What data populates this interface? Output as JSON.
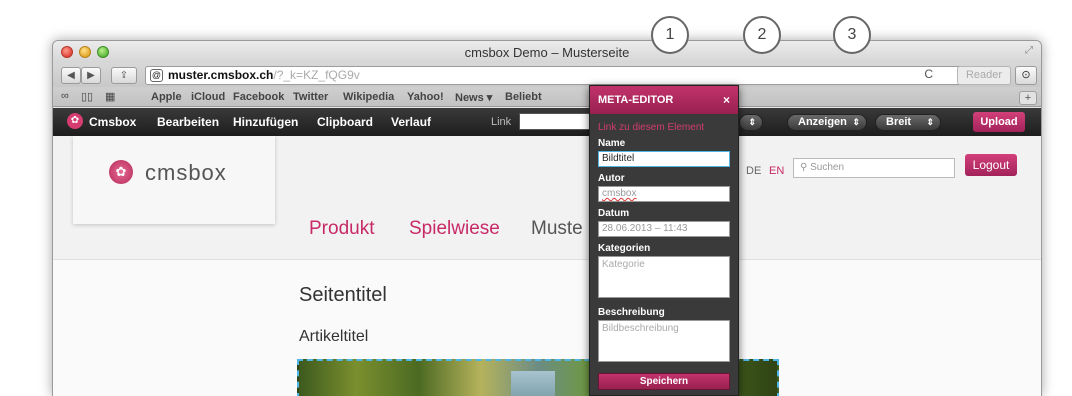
{
  "window": {
    "title": "cmsbox Demo – Musterseite"
  },
  "toolbar": {
    "back": "◀",
    "forward": "▶",
    "share": "⇪",
    "url_host": "muster.cmsbox.ch",
    "url_rest": "/?_k=KZ_fQG9v",
    "reload": "C",
    "reader": "Reader",
    "downloads": "⊙"
  },
  "bookmarks": {
    "icons": [
      "∞",
      "▯▯",
      "▦"
    ],
    "items": [
      "Apple",
      "iCloud",
      "Facebook",
      "Twitter",
      "Wikipedia",
      "Yahoo!",
      "News ▾",
      "Beliebt"
    ]
  },
  "cmsbar": {
    "brand": "Cmsbox",
    "items": [
      "Bearbeiten",
      "Hinzufügen",
      "Clipboard",
      "Verlauf"
    ],
    "link_label": "Link",
    "selects": [
      "Anzeigen",
      "Breit"
    ],
    "upload": "Upload"
  },
  "site": {
    "logo_text": "cmsbox",
    "lang_de": "DE",
    "lang_en": "EN",
    "search_placeholder": "Suchen",
    "logout": "Logout",
    "nav": [
      "Produkt",
      "Spielwiese",
      "Muste"
    ],
    "page_title": "Seitentitel",
    "article_title": "Artikeltitel"
  },
  "meta_editor": {
    "title": "META-EDITOR",
    "close": "×",
    "link_text": "Link zu diesem Element",
    "name_label": "Name",
    "name_value": "Bildtitel",
    "author_label": "Autor",
    "author_value": "cmsbox",
    "date_label": "Datum",
    "date_value": "28.06.2013 – 11:43",
    "categories_label": "Kategorien",
    "categories_placeholder": "Kategorie",
    "description_label": "Beschreibung",
    "description_placeholder": "Bildbeschreibung",
    "save": "Speichern"
  },
  "callouts": [
    "1",
    "2",
    "3"
  ],
  "colors": {
    "accent": "#c2326c",
    "selection": "#4fb4e6"
  }
}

# # #

→ Objective
Filter the data, keeping only the lines that contain "Link".

→ Task response
    "link_label": "Link",
    "link_text": "Link zu diesem Element",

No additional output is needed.